* What the exercise asks: From the listing below, count the lines where the string "will" occurs. Give the number, with no other words.

* Supplied data:
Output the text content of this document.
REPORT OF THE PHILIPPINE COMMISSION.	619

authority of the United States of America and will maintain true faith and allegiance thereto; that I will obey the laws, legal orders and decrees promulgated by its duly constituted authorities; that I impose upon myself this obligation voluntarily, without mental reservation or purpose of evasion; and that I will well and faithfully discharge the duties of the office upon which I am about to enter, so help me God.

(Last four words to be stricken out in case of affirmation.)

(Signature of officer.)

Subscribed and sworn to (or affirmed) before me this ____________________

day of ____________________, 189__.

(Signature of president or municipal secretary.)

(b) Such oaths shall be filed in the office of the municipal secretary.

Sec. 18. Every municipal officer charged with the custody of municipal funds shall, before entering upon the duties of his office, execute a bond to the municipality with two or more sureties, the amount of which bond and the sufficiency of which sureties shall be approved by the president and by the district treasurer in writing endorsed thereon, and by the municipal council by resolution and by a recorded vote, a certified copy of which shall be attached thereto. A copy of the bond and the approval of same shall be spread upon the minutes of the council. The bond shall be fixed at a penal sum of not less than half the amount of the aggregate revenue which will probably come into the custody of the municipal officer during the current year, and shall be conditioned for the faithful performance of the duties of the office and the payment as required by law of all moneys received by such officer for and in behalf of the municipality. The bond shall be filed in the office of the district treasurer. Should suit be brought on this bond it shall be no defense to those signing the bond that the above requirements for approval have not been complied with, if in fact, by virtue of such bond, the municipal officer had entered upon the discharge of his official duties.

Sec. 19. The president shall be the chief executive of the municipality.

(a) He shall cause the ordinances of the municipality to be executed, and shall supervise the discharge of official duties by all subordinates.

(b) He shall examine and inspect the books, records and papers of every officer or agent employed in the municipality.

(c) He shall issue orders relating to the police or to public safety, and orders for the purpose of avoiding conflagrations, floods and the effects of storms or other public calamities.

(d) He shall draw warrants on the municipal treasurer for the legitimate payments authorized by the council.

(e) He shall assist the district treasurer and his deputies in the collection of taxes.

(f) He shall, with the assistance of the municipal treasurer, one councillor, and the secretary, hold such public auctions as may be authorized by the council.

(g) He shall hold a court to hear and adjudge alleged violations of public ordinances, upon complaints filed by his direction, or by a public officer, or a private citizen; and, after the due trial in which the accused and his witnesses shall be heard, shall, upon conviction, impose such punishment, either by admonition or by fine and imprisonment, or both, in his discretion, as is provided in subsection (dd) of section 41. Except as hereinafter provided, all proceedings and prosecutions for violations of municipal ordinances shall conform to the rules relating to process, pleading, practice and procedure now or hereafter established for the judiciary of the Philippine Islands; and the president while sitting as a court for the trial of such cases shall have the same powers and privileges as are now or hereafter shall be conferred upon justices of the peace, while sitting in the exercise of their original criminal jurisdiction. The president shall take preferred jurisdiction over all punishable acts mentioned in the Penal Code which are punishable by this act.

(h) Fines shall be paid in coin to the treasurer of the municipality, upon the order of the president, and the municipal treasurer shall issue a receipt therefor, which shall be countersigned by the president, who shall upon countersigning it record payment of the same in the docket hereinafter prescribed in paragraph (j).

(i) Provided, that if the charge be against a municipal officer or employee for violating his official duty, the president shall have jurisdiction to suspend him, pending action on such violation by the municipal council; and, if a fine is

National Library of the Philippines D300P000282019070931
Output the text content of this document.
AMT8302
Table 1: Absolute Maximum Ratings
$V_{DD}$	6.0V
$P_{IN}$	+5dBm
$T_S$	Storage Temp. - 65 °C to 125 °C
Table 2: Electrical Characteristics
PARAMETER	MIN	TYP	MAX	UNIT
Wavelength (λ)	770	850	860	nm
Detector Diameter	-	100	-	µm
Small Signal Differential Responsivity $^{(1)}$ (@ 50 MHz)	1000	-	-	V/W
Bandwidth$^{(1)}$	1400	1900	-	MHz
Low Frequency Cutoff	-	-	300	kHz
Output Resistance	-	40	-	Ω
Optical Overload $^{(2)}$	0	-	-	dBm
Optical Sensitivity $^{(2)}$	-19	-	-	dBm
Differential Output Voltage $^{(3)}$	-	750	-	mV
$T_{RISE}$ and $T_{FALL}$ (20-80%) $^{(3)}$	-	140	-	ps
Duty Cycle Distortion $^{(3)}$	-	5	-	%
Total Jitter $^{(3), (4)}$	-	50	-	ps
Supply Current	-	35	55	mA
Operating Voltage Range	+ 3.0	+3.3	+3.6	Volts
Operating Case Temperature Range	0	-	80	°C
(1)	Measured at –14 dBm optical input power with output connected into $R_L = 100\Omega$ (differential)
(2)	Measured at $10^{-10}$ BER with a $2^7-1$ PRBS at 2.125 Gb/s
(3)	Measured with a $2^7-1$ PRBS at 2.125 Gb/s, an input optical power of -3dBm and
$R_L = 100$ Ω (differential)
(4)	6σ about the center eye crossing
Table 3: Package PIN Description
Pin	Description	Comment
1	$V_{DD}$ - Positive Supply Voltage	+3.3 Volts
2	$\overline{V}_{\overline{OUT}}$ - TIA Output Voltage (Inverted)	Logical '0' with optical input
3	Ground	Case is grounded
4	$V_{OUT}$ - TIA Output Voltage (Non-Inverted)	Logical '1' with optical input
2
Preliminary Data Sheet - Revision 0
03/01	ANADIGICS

* Solution to this task: 2